#### Your goal:
Pick out each line of the records in which the word "Sensation" appears.
** Start of Given data **
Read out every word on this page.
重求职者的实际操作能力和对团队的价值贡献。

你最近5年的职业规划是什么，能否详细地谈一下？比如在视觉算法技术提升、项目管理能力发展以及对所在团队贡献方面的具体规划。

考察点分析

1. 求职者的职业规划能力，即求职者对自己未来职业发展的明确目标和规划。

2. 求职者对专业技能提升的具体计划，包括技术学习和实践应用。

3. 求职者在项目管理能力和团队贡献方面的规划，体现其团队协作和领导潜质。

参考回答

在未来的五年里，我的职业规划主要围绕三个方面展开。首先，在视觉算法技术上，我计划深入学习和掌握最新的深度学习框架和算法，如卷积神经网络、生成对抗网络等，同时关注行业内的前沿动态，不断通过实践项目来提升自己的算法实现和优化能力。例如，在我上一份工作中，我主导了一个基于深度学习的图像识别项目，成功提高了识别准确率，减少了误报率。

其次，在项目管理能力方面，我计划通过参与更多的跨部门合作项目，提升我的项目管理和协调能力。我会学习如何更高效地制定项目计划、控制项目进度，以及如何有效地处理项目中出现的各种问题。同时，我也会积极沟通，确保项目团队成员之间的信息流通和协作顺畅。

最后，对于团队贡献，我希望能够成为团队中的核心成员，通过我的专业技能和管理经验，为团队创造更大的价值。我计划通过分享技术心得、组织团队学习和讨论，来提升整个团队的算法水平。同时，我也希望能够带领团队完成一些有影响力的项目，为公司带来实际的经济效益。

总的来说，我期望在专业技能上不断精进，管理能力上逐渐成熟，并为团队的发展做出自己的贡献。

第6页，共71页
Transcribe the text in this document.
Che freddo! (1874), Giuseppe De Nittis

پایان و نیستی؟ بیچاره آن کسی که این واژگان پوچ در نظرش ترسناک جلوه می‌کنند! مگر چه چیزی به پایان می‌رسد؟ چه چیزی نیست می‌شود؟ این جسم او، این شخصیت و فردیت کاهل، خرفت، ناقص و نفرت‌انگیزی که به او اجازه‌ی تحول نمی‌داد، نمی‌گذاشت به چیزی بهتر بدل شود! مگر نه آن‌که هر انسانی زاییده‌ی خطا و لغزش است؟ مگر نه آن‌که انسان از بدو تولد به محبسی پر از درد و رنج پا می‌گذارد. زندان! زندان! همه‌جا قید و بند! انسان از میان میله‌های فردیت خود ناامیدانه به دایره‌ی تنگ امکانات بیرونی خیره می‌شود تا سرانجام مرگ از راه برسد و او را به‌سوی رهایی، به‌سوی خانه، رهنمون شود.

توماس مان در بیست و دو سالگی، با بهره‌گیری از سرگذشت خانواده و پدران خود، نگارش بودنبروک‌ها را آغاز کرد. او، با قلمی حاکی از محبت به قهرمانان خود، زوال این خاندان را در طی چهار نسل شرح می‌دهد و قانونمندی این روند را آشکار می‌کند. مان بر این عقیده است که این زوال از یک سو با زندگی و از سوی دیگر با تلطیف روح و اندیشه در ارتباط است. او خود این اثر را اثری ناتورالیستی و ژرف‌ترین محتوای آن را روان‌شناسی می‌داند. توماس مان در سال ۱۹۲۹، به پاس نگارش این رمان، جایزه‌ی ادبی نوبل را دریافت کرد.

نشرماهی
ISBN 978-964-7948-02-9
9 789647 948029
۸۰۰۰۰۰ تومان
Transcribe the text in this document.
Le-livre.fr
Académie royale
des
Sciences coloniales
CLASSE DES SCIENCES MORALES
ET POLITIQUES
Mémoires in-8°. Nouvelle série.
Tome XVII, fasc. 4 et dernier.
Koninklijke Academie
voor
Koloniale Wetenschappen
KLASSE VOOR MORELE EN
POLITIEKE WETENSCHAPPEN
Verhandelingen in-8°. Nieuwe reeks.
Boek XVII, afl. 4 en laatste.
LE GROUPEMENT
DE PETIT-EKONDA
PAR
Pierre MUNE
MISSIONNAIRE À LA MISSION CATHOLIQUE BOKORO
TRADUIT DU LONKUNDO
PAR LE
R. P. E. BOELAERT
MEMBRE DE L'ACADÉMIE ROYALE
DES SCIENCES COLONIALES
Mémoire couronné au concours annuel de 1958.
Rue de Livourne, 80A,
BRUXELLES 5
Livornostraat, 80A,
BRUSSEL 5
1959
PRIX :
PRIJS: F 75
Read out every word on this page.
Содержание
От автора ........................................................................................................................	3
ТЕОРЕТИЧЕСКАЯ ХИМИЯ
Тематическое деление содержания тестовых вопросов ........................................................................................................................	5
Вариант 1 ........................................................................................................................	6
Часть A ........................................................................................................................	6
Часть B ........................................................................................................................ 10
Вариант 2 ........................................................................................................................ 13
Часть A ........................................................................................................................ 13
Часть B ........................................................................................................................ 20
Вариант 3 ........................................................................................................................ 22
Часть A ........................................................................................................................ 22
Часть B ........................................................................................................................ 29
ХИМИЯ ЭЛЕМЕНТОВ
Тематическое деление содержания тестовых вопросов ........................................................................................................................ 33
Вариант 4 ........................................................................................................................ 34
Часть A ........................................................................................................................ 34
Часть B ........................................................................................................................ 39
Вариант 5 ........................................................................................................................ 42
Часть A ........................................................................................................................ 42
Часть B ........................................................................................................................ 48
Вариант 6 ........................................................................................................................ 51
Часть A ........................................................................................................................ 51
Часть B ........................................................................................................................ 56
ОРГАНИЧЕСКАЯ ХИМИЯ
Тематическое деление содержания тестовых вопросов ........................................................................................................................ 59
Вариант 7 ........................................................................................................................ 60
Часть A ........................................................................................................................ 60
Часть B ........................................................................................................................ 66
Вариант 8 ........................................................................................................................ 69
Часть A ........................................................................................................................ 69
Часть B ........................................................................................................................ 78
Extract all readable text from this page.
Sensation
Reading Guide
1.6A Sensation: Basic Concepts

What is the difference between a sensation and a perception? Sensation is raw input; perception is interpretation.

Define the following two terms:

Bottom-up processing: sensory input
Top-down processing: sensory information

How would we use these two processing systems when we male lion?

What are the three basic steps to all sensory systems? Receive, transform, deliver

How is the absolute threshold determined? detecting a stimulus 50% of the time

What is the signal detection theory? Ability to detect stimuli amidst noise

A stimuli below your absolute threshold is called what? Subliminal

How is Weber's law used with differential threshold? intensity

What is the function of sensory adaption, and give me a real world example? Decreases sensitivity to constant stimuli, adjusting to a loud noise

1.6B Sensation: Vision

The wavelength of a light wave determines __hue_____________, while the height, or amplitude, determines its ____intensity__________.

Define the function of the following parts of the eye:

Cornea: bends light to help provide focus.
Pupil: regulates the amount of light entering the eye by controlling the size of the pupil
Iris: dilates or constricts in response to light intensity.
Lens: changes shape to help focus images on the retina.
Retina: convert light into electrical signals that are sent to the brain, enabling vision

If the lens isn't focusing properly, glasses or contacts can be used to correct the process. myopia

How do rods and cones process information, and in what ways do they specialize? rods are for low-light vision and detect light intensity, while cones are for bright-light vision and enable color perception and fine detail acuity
** End of Given data **
#### Task output:
Sensation
1.6A Sensation: Basic Concepts
What is the difference between a sensation and a perception? Sensation is raw input; perception is interpretation.
1.6B Sensation: Vision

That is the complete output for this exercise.